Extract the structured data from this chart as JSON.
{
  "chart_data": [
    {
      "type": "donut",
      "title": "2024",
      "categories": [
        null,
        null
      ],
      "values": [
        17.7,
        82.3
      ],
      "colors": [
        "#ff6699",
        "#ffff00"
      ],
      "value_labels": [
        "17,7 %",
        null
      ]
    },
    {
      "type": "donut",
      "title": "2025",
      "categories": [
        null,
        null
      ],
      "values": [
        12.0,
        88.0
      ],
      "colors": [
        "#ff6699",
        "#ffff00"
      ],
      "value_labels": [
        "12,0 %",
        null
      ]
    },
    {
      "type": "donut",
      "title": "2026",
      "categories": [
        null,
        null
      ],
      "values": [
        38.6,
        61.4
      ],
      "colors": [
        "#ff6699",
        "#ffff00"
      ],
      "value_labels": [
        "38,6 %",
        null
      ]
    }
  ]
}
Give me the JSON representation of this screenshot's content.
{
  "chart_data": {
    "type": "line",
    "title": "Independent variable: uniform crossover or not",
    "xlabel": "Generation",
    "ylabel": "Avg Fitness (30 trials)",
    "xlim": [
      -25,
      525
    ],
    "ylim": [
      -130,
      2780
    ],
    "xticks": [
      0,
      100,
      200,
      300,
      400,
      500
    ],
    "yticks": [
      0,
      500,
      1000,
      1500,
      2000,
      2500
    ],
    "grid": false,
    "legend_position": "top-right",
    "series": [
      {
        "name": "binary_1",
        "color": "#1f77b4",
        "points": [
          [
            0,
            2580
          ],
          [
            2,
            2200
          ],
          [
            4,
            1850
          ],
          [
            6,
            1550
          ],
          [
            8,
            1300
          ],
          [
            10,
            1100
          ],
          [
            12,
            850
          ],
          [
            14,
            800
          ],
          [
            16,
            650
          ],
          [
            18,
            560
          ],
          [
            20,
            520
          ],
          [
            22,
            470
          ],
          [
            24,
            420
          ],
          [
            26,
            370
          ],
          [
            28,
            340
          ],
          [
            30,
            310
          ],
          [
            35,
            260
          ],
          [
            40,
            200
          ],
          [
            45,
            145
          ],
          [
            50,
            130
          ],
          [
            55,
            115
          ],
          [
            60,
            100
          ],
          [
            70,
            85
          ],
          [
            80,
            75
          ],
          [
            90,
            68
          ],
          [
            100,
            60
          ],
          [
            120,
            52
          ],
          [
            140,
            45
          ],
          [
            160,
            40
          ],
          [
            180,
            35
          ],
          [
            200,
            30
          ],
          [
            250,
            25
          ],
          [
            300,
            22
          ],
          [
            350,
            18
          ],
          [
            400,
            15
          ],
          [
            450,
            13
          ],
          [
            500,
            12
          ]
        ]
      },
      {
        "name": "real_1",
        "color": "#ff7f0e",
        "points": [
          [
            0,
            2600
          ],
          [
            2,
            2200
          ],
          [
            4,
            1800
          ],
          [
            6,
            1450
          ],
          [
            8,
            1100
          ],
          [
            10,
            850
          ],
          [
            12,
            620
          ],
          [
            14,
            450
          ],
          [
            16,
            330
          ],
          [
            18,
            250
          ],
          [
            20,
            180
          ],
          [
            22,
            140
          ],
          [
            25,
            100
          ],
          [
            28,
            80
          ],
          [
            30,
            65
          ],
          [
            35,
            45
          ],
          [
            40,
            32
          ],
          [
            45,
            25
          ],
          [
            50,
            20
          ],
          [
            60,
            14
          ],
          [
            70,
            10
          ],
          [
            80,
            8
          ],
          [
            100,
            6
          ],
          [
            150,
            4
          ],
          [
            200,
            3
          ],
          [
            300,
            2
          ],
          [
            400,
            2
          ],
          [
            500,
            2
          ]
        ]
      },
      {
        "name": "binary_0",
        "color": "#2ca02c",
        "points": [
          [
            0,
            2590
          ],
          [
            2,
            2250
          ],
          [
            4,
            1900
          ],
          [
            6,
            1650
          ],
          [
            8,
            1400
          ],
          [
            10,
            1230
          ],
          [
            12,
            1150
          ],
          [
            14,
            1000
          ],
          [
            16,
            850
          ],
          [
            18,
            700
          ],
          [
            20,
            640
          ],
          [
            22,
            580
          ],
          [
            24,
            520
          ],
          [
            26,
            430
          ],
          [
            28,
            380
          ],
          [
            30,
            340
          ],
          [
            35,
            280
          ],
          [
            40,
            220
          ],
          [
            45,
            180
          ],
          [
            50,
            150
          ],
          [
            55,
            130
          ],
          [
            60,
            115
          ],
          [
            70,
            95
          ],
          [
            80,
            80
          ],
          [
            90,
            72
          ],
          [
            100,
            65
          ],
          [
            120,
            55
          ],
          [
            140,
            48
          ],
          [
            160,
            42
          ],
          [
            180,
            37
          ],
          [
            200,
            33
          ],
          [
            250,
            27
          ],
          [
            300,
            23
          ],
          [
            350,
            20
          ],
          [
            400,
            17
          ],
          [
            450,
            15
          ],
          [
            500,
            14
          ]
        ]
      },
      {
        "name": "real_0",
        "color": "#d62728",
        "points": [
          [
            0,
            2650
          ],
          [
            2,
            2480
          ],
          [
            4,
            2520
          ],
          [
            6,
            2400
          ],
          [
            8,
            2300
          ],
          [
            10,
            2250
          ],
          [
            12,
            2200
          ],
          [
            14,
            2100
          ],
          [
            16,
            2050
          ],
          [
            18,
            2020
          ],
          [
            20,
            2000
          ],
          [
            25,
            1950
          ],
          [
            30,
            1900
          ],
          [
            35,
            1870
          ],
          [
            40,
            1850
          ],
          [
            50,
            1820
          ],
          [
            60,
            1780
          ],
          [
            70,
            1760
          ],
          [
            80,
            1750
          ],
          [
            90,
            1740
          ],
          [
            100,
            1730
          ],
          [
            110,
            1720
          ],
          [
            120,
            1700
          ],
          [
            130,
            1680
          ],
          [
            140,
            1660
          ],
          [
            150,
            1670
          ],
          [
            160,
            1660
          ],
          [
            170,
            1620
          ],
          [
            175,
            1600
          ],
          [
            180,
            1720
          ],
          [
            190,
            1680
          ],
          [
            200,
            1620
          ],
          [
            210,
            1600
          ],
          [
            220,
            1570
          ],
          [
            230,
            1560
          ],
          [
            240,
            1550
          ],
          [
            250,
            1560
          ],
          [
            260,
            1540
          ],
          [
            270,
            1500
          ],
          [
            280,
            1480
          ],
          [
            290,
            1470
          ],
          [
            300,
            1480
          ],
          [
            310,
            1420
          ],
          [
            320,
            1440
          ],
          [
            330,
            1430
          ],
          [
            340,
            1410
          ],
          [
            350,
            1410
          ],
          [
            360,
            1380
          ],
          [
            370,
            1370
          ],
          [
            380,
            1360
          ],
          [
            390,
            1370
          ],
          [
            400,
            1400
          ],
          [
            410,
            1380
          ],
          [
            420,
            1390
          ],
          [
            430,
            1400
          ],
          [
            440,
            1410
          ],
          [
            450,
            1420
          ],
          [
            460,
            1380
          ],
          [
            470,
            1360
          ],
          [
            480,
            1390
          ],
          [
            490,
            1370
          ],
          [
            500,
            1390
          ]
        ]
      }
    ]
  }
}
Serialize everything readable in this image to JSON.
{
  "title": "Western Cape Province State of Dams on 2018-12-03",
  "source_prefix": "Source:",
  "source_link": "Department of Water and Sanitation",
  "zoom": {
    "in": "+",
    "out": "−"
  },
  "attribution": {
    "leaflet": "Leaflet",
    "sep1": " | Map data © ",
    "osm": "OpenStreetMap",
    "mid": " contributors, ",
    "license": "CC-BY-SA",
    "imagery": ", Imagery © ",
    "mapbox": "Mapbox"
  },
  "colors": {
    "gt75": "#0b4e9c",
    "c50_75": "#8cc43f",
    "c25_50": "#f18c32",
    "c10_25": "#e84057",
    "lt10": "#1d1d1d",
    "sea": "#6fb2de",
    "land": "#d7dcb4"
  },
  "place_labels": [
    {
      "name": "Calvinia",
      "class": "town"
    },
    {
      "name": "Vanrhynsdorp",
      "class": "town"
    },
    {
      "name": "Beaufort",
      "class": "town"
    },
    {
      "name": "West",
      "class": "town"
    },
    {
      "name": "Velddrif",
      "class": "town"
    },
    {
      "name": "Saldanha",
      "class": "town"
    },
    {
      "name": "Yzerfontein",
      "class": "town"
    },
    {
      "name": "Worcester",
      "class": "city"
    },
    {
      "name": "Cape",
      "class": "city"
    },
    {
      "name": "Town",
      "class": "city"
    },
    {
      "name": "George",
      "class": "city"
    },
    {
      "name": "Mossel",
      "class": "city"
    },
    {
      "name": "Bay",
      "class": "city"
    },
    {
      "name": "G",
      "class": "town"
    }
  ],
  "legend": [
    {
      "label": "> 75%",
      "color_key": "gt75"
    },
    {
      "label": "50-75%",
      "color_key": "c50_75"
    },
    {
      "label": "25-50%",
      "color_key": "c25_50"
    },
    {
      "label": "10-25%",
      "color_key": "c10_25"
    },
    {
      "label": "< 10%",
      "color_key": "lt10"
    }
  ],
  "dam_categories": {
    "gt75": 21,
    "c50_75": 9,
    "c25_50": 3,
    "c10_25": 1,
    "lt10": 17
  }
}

**Task to carry out:** Only a number is wanted here: how many lines in the data above include the string "Cape"?

**Answer below:** 2